WRITTEN REQUEST
Print the entries that appear below, exactly as written and without their pictures.
##### DATA IN THIS EXERCISE #####
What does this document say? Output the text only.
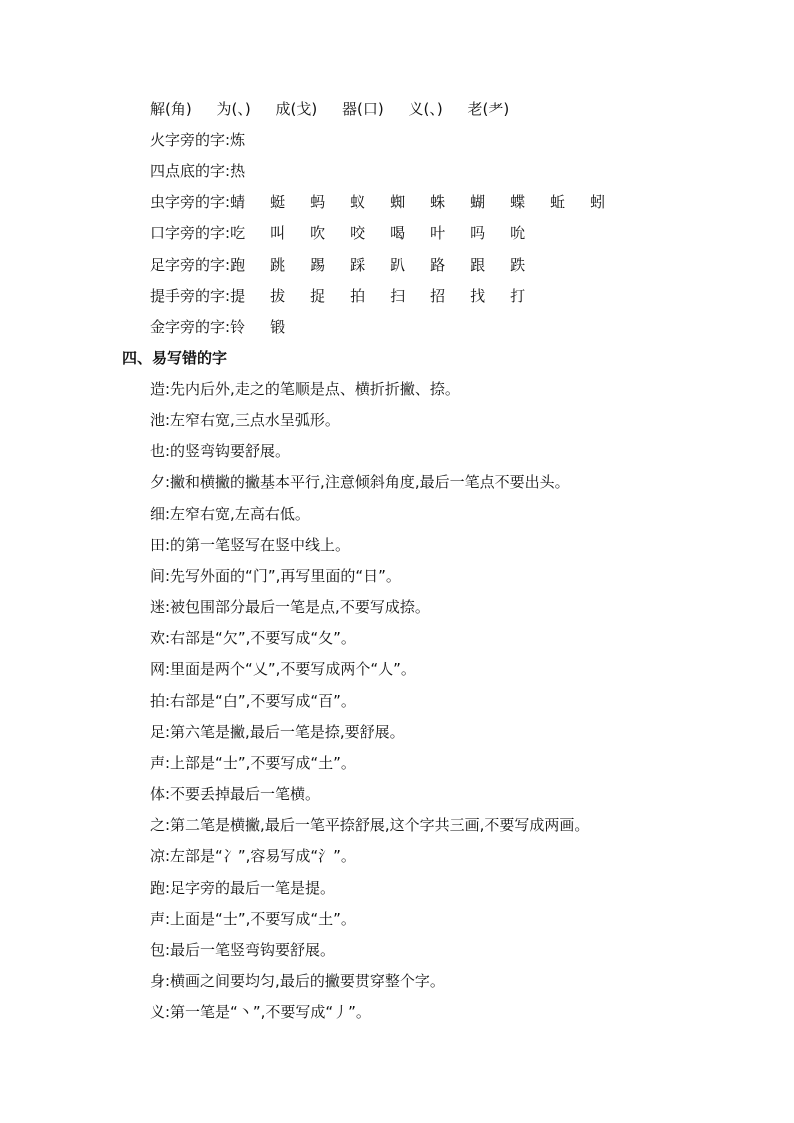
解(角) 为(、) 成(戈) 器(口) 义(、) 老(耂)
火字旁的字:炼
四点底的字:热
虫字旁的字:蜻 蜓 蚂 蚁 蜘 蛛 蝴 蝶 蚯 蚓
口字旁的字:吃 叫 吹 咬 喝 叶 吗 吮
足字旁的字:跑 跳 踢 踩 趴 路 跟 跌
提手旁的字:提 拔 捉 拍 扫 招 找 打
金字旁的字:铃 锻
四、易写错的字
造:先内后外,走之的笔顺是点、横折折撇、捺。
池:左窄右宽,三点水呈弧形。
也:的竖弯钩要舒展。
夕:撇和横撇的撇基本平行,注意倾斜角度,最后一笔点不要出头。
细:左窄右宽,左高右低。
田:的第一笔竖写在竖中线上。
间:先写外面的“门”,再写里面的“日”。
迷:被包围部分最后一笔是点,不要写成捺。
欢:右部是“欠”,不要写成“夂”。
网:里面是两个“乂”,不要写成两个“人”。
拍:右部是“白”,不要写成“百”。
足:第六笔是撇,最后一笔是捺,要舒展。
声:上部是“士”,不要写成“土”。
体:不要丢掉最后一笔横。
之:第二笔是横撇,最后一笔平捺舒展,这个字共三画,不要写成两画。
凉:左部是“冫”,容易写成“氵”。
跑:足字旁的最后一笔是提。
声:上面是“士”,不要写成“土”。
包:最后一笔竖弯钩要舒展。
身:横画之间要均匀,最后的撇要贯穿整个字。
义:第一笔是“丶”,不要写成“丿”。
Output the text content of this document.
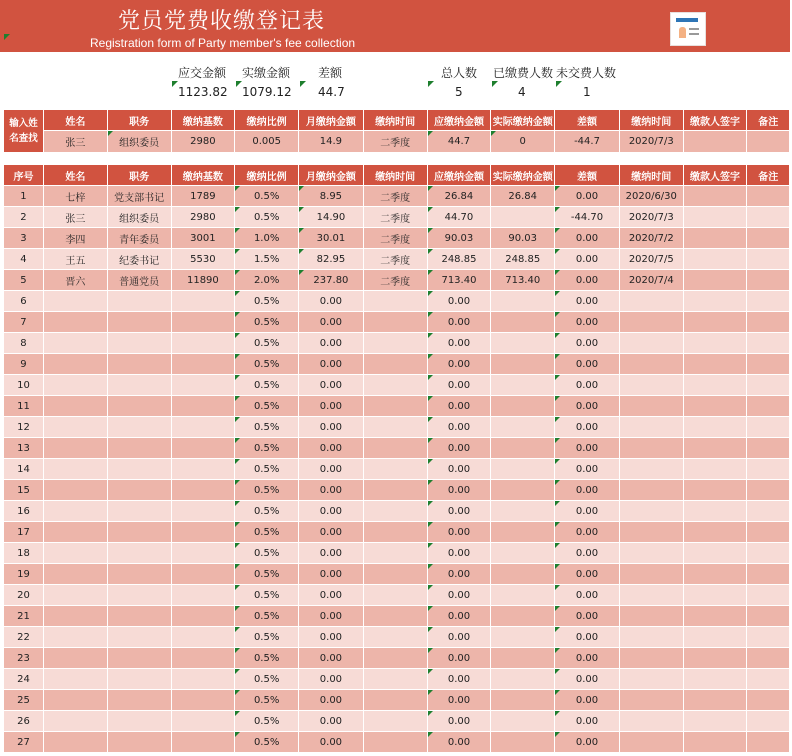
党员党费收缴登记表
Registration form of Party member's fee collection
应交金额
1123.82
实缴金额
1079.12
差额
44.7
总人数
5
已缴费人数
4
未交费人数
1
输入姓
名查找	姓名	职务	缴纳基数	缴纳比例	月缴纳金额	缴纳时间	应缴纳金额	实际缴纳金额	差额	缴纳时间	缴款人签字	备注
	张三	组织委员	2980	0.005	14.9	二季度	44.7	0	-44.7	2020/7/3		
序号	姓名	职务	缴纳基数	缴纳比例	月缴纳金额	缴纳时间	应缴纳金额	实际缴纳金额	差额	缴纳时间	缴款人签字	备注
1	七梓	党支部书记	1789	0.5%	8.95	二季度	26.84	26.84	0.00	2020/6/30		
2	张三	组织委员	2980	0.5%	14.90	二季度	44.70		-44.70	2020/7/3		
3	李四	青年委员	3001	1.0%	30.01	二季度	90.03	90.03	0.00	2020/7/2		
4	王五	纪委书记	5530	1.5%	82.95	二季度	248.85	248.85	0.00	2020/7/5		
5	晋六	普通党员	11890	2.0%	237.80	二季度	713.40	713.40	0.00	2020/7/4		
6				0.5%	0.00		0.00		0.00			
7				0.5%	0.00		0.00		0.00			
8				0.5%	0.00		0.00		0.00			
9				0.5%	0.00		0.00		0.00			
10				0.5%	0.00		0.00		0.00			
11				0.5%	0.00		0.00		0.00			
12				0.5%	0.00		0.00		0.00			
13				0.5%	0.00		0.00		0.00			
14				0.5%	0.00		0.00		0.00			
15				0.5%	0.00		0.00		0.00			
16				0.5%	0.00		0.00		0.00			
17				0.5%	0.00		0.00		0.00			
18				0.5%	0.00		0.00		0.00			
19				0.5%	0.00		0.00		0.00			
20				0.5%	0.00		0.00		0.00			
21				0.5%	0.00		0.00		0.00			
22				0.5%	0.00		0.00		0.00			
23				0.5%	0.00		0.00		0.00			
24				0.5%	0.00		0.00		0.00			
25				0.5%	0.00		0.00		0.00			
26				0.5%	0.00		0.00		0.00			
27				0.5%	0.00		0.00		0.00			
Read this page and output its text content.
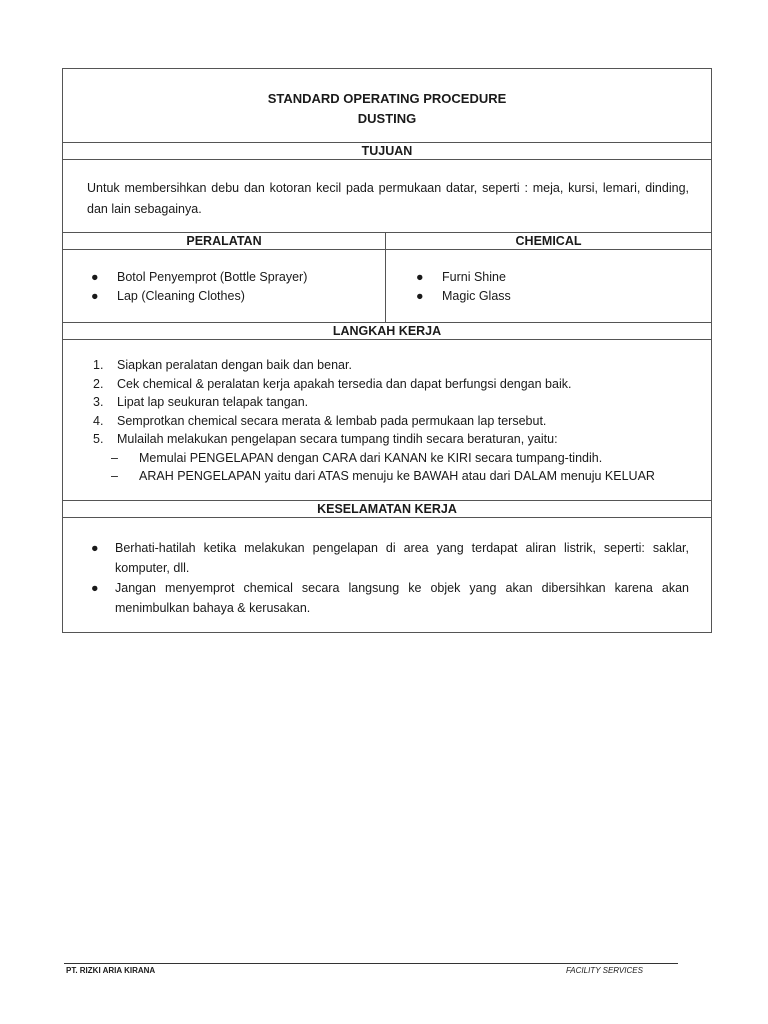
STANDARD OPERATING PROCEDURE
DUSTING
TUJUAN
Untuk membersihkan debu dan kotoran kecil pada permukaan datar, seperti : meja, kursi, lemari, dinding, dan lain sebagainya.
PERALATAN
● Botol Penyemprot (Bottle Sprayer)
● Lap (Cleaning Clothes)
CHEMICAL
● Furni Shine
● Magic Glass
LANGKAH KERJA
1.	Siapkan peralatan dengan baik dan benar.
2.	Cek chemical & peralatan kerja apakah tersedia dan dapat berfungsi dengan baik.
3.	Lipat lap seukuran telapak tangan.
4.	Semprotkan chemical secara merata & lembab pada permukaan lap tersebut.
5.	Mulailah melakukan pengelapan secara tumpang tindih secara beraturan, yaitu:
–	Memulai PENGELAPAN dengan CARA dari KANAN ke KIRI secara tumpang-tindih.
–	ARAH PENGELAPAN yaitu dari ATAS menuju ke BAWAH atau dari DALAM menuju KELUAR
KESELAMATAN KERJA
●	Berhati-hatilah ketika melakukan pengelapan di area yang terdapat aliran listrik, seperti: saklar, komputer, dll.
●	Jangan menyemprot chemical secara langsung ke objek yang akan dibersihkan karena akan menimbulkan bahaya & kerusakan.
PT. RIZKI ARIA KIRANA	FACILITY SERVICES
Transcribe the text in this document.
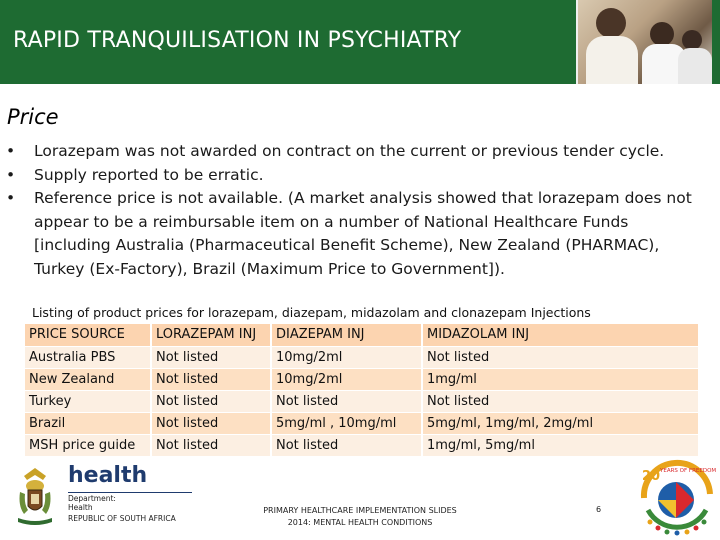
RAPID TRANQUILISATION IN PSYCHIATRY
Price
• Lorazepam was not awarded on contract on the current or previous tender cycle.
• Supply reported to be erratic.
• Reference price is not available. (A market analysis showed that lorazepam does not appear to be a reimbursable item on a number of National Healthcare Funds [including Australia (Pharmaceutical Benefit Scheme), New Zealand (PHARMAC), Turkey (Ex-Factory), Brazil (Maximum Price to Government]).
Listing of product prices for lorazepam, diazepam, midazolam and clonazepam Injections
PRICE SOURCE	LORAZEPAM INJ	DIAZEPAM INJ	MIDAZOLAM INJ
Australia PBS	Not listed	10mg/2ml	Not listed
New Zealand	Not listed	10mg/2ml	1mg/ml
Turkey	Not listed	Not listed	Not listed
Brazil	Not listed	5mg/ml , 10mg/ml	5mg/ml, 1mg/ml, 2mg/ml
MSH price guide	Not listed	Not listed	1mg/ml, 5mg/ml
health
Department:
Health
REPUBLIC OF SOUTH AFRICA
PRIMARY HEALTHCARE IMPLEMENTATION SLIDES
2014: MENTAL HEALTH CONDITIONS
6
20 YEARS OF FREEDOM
#####
SOLUTION FOR THIS EXERCISE
What does this document say? Output the text only.
解(角) 为(、) 成(戈) 器(口) 义(、) 老(耂)
火字旁的字:炼
四点底的字:热
虫字旁的字:蜻 蜓 蚂 蚁 蜘 蛛 蝴 蝶 蚯 蚓
口字旁的字:吃 叫 吹 咬 喝 叶 吗 吮
足字旁的字:跑 跳 踢 踩 趴 路 跟 跌
提手旁的字:提 拔 捉 拍 扫 招 找 打
金字旁的字:铃 锻
四、易写错的字
造:先内后外,走之的笔顺是点、横折折撇、捺。
池:左窄右宽,三点水呈弧形。
也:的竖弯钩要舒展。
夕:撇和横撇的撇基本平行,注意倾斜角度,最后一笔点不要出头。
细:左窄右宽,左高右低。
田:的第一笔竖写在竖中线上。
间:先写外面的“门”,再写里面的“日”。
迷:被包围部分最后一笔是点,不要写成捺。
欢:右部是“欠”,不要写成“夂”。
网:里面是两个“乂”,不要写成两个“人”。
拍:右部是“白”,不要写成“百”。
足:第六笔是撇,最后一笔是捺,要舒展。
声:上部是“士”,不要写成“土”。
体:不要丢掉最后一笔横。
之:第二笔是横撇,最后一笔平捺舒展,这个字共三画,不要写成两画。
凉:左部是“冫”,容易写成“氵”。
跑:足字旁的最后一笔是提。
声:上面是“士”,不要写成“土”。
包:最后一笔竖弯钩要舒展。
身:横画之间要均匀,最后的撇要贯穿整个字。
义:第一笔是“丶”,不要写成“丿”。
Output the text content of this document.
党员党费收缴登记表
Registration form of Party member's fee collection
应交金额
1123.82
实缴金额
1079.12
差额
44.7
总人数
5
已缴费人数
4
未交费人数
1
输入姓
名查找	姓名	职务	缴纳基数	缴纳比例	月缴纳金额	缴纳时间	应缴纳金额	实际缴纳金额	差额	缴纳时间	缴款人签字	备注
	张三	组织委员	2980	0.005	14.9	二季度	44.7	0	-44.7	2020/7/3		
序号	姓名	职务	缴纳基数	缴纳比例	月缴纳金额	缴纳时间	应缴纳金额	实际缴纳金额	差额	缴纳时间	缴款人签字	备注
1	七梓	党支部书记	1789	0.5%	8.95	二季度	26.84	26.84	0.00	2020/6/30		
2	张三	组织委员	2980	0.5%	14.90	二季度	44.70		-44.70	2020/7/3		
3	李四	青年委员	3001	1.0%	30.01	二季度	90.03	90.03	0.00	2020/7/2		
4	王五	纪委书记	5530	1.5%	82.95	二季度	248.85	248.85	0.00	2020/7/5		
5	晋六	普通党员	11890	2.0%	237.80	二季度	713.40	713.40	0.00	2020/7/4		
6				0.5%	0.00		0.00		0.00			
7				0.5%	0.00		0.00		0.00			
8				0.5%	0.00		0.00		0.00			
9				0.5%	0.00		0.00		0.00			
10				0.5%	0.00		0.00		0.00			
11				0.5%	0.00		0.00		0.00			
12				0.5%	0.00		0.00		0.00			
13				0.5%	0.00		0.00		0.00			
14				0.5%	0.00		0.00		0.00			
15				0.5%	0.00		0.00		0.00			
16				0.5%	0.00		0.00		0.00			
17				0.5%	0.00		0.00		0.00			
18				0.5%	0.00		0.00		0.00			
19				0.5%	0.00		0.00		0.00			
20				0.5%	0.00		0.00		0.00			
21				0.5%	0.00		0.00		0.00			
22				0.5%	0.00		0.00		0.00			
23				0.5%	0.00		0.00		0.00			
24				0.5%	0.00		0.00		0.00			
25				0.5%	0.00		0.00		0.00			
26				0.5%	0.00		0.00		0.00			
27				0.5%	0.00		0.00		0.00			
Read this page and output its text content.
STANDARD OPERATING PROCEDURE
DUSTING
TUJUAN
Untuk membersihkan debu dan kotoran kecil pada permukaan datar, seperti : meja, kursi, lemari, dinding, dan lain sebagainya.
PERALATAN
● Botol Penyemprot (Bottle Sprayer)
● Lap (Cleaning Clothes)
CHEMICAL
● Furni Shine
● Magic Glass
LANGKAH KERJA
1.	Siapkan peralatan dengan baik dan benar.
2.	Cek chemical & peralatan kerja apakah tersedia dan dapat berfungsi dengan baik.
3.	Lipat lap seukuran telapak tangan.
4.	Semprotkan chemical secara merata & lembab pada permukaan lap tersebut.
5.	Mulailah melakukan pengelapan secara tumpang tindih secara beraturan, yaitu:
–	Memulai PENGELAPAN dengan CARA dari KANAN ke KIRI secara tumpang-tindih.
–	ARAH PENGELAPAN yaitu dari ATAS menuju ke BAWAH atau dari DALAM menuju KELUAR
KESELAMATAN KERJA
●	Berhati-hatilah ketika melakukan pengelapan di area yang terdapat aliran listrik, seperti: saklar, komputer, dll.
●	Jangan menyemprot chemical secara langsung ke objek yang akan dibersihkan karena akan menimbulkan bahaya & kerusakan.
PT. RIZKI ARIA KIRANA	FACILITY SERVICES
Transcribe the text in this document.
RAPID TRANQUILISATION IN PSYCHIATRY
Price
• Lorazepam was not awarded on contract on the current or previous tender cycle.
• Supply reported to be erratic.
• Reference price is not available. (A market analysis showed that lorazepam does not appear to be a reimbursable item on a number of National Healthcare Funds [including Australia (Pharmaceutical Benefit Scheme), New Zealand (PHARMAC), Turkey (Ex-Factory), Brazil (Maximum Price to Government]).
Listing of product prices for lorazepam, diazepam, midazolam and clonazepam Injections
PRICE SOURCE	LORAZEPAM INJ	DIAZEPAM INJ	MIDAZOLAM INJ
Australia PBS	Not listed	10mg/2ml	Not listed
New Zealand	Not listed	10mg/2ml	1mg/ml
Turkey	Not listed	Not listed	Not listed
Brazil	Not listed	5mg/ml , 10mg/ml	5mg/ml, 1mg/ml, 2mg/ml
MSH price guide	Not listed	Not listed	1mg/ml, 5mg/ml
health
Department:
Health
REPUBLIC OF SOUTH AFRICA
PRIMARY HEALTHCARE IMPLEMENTATION SLIDES
2014: MENTAL HEALTH CONDITIONS
6
20 YEARS OF FREEDOM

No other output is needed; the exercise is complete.